• **Data supplied**
** Start **

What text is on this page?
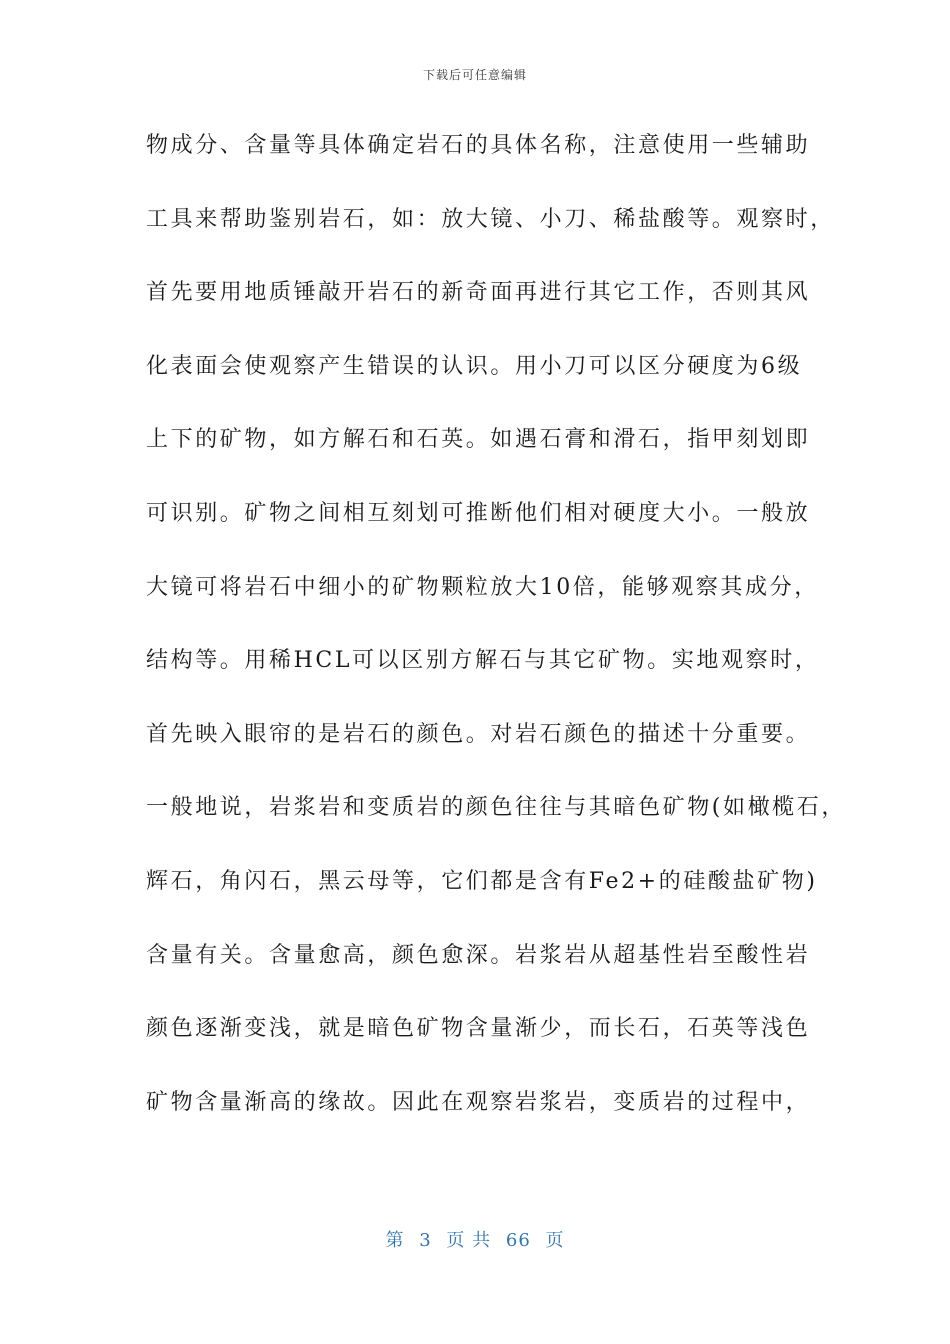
下载后可任意编辑
物成分、含量等具体确定岩石的具体名称，注意使用一些辅助
工具来帮助鉴别岩石，如：放大镜、小刀、稀盐酸等。观察时，
首先要用地质锤敲开岩石的新奇面再进行其它工作，否则其风
化表面会使观察产生错误的认识。用小刀可以区分硬度为6级
上下的矿物，如方解石和石英。如遇石膏和滑石，指甲刻划即
可识别。矿物之间相互刻划可推断他们相对硬度大小。一般放
大镜可将岩石中细小的矿物颗粒放大10倍，能够观察其成分，
结构等。用稀HCL可以区别方解石与其它矿物。实地观察时，
首先映入眼帘的是岩石的颜色。对岩石颜色的描述十分重要。
一般地说，岩浆岩和变质岩的颜色往往与其暗色矿物(如橄榄石，
辉石，角闪石，黑云母等，它们都是含有Fe2+的硅酸盐矿物)
含量有关。含量愈高，颜色愈深。岩浆岩从超基性岩至酸性岩
颜色逐渐变浅，就是暗色矿物含量渐少，而长石，石英等浅色
矿物含量渐高的缘故。因此在观察岩浆岩，变质岩的过程中，
第 3 页 共 66 页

** End **

• **Problem to work on**
Output an exact copy of the material, with the pictures removed.

• **Solution to the problem**
What text is on this page?
下载后可任意编辑
物成分、含量等具体确定岩石的具体名称，注意使用一些辅助
工具来帮助鉴别岩石，如：放大镜、小刀、稀盐酸等。观察时，
首先要用地质锤敲开岩石的新奇面再进行其它工作，否则其风
化表面会使观察产生错误的认识。用小刀可以区分硬度为6级
上下的矿物，如方解石和石英。如遇石膏和滑石，指甲刻划即
可识别。矿物之间相互刻划可推断他们相对硬度大小。一般放
大镜可将岩石中细小的矿物颗粒放大10倍，能够观察其成分，
结构等。用稀HCL可以区别方解石与其它矿物。实地观察时，
首先映入眼帘的是岩石的颜色。对岩石颜色的描述十分重要。
一般地说，岩浆岩和变质岩的颜色往往与其暗色矿物(如橄榄石，
辉石，角闪石，黑云母等，它们都是含有Fe2+的硅酸盐矿物)
含量有关。含量愈高，颜色愈深。岩浆岩从超基性岩至酸性岩
颜色逐渐变浅，就是暗色矿物含量渐少，而长石，石英等浅色
矿物含量渐高的缘故。因此在观察岩浆岩，变质岩的过程中，
第 3 页 共 66 页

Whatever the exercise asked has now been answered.